→ GIVEN TASK
Extract each line bearing the word "under".

Collection entries
## Start
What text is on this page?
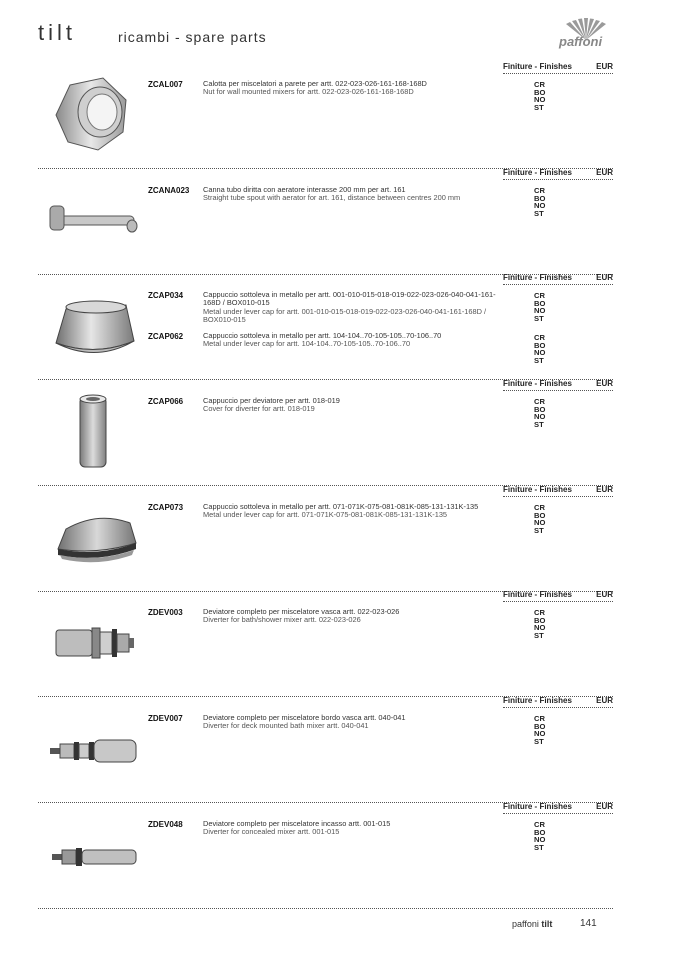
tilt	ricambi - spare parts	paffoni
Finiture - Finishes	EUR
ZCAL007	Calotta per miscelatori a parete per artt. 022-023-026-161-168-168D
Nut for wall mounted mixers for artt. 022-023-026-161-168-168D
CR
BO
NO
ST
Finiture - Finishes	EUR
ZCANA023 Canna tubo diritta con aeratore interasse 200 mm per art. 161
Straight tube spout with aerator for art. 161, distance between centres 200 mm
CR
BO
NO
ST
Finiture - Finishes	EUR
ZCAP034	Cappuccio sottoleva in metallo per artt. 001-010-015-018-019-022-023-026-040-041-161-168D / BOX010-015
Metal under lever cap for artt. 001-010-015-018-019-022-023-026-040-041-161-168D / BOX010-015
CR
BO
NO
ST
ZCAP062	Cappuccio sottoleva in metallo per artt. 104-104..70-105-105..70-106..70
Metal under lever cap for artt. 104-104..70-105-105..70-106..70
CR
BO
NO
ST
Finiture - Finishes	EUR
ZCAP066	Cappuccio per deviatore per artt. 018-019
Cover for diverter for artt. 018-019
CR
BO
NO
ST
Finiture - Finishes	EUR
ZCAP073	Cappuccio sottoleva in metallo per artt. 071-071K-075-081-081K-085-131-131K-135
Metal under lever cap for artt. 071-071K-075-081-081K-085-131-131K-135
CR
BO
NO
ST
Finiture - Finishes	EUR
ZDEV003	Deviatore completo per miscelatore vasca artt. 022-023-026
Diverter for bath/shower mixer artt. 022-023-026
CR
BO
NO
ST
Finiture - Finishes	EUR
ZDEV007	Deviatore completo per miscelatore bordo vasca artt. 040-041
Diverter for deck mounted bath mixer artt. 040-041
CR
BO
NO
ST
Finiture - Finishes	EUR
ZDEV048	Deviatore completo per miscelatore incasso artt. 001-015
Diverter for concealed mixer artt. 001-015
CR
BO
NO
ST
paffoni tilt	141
## End
## Start
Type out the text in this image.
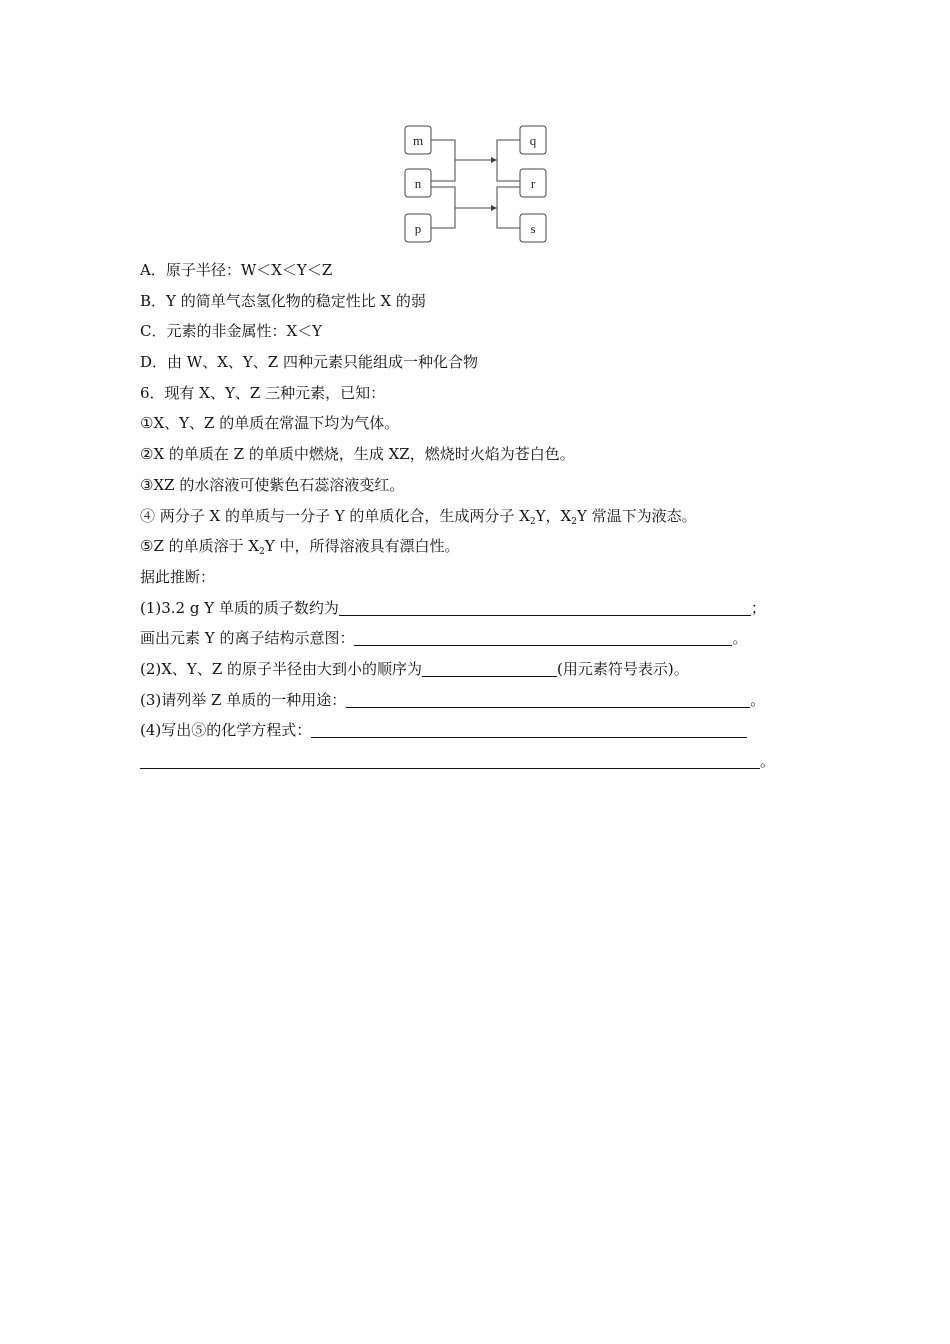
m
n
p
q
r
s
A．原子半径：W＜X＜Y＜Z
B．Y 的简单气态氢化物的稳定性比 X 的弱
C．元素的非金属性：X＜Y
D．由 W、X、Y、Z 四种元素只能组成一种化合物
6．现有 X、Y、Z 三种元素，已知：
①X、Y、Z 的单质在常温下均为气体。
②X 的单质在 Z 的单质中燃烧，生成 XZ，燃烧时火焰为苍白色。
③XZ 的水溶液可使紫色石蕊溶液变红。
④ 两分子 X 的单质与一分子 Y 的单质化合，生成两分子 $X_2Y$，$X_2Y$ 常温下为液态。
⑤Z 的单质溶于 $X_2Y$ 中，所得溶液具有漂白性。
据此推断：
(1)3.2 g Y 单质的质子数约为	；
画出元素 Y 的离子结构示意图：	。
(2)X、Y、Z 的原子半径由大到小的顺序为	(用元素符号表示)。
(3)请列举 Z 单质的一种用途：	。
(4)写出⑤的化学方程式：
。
## End
→ TASK RESULT
Metal under lever cap for artt. 001-010-015-018-019-022-023-026-040-041-161-168D / BOX010-015
Metal under lever cap for artt. 104-104..70-105-105..70-106..70
Metal under lever cap for artt. 071-071K-075-081-081K-085-131-131K-135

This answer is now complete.